Copy all the material that follows, keeping every character the same.

# START OF EXTRACTED DATA

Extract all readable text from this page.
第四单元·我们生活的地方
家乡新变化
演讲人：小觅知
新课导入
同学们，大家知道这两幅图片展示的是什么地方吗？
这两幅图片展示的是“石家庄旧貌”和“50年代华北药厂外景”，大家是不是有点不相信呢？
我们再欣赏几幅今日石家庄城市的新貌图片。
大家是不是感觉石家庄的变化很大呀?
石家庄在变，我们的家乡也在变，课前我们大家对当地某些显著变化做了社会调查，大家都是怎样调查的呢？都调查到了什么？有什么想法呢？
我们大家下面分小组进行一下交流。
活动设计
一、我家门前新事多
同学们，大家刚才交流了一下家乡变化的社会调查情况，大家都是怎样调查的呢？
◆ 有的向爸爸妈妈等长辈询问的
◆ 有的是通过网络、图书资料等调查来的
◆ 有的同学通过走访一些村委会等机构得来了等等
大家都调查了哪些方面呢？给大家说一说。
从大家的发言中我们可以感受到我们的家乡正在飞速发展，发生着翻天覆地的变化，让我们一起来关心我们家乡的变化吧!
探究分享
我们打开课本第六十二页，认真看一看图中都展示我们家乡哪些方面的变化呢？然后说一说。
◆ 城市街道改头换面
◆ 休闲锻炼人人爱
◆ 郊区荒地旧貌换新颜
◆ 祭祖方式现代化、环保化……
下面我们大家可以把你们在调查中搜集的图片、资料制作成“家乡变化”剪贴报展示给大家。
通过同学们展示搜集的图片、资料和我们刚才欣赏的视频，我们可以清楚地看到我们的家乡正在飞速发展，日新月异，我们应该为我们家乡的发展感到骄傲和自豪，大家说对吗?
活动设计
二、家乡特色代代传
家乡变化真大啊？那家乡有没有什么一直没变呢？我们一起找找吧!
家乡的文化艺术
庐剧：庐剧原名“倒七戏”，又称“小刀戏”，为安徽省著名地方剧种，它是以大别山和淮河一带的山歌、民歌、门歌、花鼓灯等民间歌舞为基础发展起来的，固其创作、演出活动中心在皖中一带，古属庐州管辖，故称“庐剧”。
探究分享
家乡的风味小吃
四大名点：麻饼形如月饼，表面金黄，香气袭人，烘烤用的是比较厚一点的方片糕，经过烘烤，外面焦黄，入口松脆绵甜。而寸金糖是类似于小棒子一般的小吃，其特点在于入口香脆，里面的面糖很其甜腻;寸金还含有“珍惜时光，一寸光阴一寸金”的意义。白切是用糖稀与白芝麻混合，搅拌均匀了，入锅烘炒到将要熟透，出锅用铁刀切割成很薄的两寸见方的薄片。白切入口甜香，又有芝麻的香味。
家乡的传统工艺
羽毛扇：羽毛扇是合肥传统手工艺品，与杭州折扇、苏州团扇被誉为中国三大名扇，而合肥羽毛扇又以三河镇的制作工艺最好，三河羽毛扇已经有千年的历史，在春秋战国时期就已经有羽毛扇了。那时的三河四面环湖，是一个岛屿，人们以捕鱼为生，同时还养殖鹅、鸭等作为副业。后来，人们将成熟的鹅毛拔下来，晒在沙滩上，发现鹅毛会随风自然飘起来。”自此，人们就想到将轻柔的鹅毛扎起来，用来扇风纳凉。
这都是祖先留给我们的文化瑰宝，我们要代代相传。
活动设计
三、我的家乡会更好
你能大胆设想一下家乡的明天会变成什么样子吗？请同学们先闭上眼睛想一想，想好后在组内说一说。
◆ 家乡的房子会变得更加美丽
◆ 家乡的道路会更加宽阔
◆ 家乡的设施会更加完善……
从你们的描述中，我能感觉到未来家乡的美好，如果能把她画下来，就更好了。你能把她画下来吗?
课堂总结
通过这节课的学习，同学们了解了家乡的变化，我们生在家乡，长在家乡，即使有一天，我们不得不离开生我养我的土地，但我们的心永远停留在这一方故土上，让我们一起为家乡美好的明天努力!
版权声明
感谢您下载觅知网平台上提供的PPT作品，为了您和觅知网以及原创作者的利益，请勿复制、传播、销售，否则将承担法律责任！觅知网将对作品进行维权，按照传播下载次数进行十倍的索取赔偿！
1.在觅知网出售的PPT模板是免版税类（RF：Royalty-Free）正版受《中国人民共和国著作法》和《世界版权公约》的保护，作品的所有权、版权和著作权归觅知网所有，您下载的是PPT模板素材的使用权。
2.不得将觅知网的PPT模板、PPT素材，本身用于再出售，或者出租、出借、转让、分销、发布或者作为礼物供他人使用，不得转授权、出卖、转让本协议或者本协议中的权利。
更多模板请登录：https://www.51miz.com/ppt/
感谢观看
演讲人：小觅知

# END OF EXTRACTED DATA

**FINAL RESULT:**
Extract all readable text from this page.
第四单元·我们生活的地方
家乡新变化
演讲人：小觅知
新课导入
同学们，大家知道这两幅图片展示的是什么地方吗？
这两幅图片展示的是“石家庄旧貌”和“50年代华北药厂外景”，大家是不是有点不相信呢？
我们再欣赏几幅今日石家庄城市的新貌图片。
大家是不是感觉石家庄的变化很大呀?
石家庄在变，我们的家乡也在变，课前我们大家对当地某些显著变化做了社会调查，大家都是怎样调查的呢？都调查到了什么？有什么想法呢？
我们大家下面分小组进行一下交流。
活动设计
一、我家门前新事多
同学们，大家刚才交流了一下家乡变化的社会调查情况，大家都是怎样调查的呢？
◆ 有的向爸爸妈妈等长辈询问的
◆ 有的是通过网络、图书资料等调查来的
◆ 有的同学通过走访一些村委会等机构得来了等等
大家都调查了哪些方面呢？给大家说一说。
从大家的发言中我们可以感受到我们的家乡正在飞速发展，发生着翻天覆地的变化，让我们一起来关心我们家乡的变化吧!
探究分享
我们打开课本第六十二页，认真看一看图中都展示我们家乡哪些方面的变化呢？然后说一说。
◆ 城市街道改头换面
◆ 休闲锻炼人人爱
◆ 郊区荒地旧貌换新颜
◆ 祭祖方式现代化、环保化……
下面我们大家可以把你们在调查中搜集的图片、资料制作成“家乡变化”剪贴报展示给大家。
通过同学们展示搜集的图片、资料和我们刚才欣赏的视频，我们可以清楚地看到我们的家乡正在飞速发展，日新月异，我们应该为我们家乡的发展感到骄傲和自豪，大家说对吗?
活动设计
二、家乡特色代代传
家乡变化真大啊？那家乡有没有什么一直没变呢？我们一起找找吧!
家乡的文化艺术
庐剧：庐剧原名“倒七戏”，又称“小刀戏”，为安徽省著名地方剧种，它是以大别山和淮河一带的山歌、民歌、门歌、花鼓灯等民间歌舞为基础发展起来的，固其创作、演出活动中心在皖中一带，古属庐州管辖，故称“庐剧”。
探究分享
家乡的风味小吃
四大名点：麻饼形如月饼，表面金黄，香气袭人，烘烤用的是比较厚一点的方片糕，经过烘烤，外面焦黄，入口松脆绵甜。而寸金糖是类似于小棒子一般的小吃，其特点在于入口香脆，里面的面糖很其甜腻;寸金还含有“珍惜时光，一寸光阴一寸金”的意义。白切是用糖稀与白芝麻混合，搅拌均匀了，入锅烘炒到将要熟透，出锅用铁刀切割成很薄的两寸见方的薄片。白切入口甜香，又有芝麻的香味。
家乡的传统工艺
羽毛扇：羽毛扇是合肥传统手工艺品，与杭州折扇、苏州团扇被誉为中国三大名扇，而合肥羽毛扇又以三河镇的制作工艺最好，三河羽毛扇已经有千年的历史，在春秋战国时期就已经有羽毛扇了。那时的三河四面环湖，是一个岛屿，人们以捕鱼为生，同时还养殖鹅、鸭等作为副业。后来，人们将成熟的鹅毛拔下来，晒在沙滩上，发现鹅毛会随风自然飘起来。”自此，人们就想到将轻柔的鹅毛扎起来，用来扇风纳凉。
这都是祖先留给我们的文化瑰宝，我们要代代相传。
活动设计
三、我的家乡会更好
你能大胆设想一下家乡的明天会变成什么样子吗？请同学们先闭上眼睛想一想，想好后在组内说一说。
◆ 家乡的房子会变得更加美丽
◆ 家乡的道路会更加宽阔
◆ 家乡的设施会更加完善……
从你们的描述中，我能感觉到未来家乡的美好，如果能把她画下来，就更好了。你能把她画下来吗?
课堂总结
通过这节课的学习，同学们了解了家乡的变化，我们生在家乡，长在家乡，即使有一天，我们不得不离开生我养我的土地，但我们的心永远停留在这一方故土上，让我们一起为家乡美好的明天努力!
版权声明
感谢您下载觅知网平台上提供的PPT作品，为了您和觅知网以及原创作者的利益，请勿复制、传播、销售，否则将承担法律责任！觅知网将对作品进行维权，按照传播下载次数进行十倍的索取赔偿！
1.在觅知网出售的PPT模板是免版税类（RF：Royalty-Free）正版受《中国人民共和国著作法》和《世界版权公约》的保护，作品的所有权、版权和著作权归觅知网所有，您下载的是PPT模板素材的使用权。
2.不得将觅知网的PPT模板、PPT素材，本身用于再出售，或者出租、出借、转让、分销、发布或者作为礼物供他人使用，不得转授权、出卖、转让本协议或者本协议中的权利。
更多模板请登录：https://www.51miz.com/ppt/
感谢观看
演讲人：小觅知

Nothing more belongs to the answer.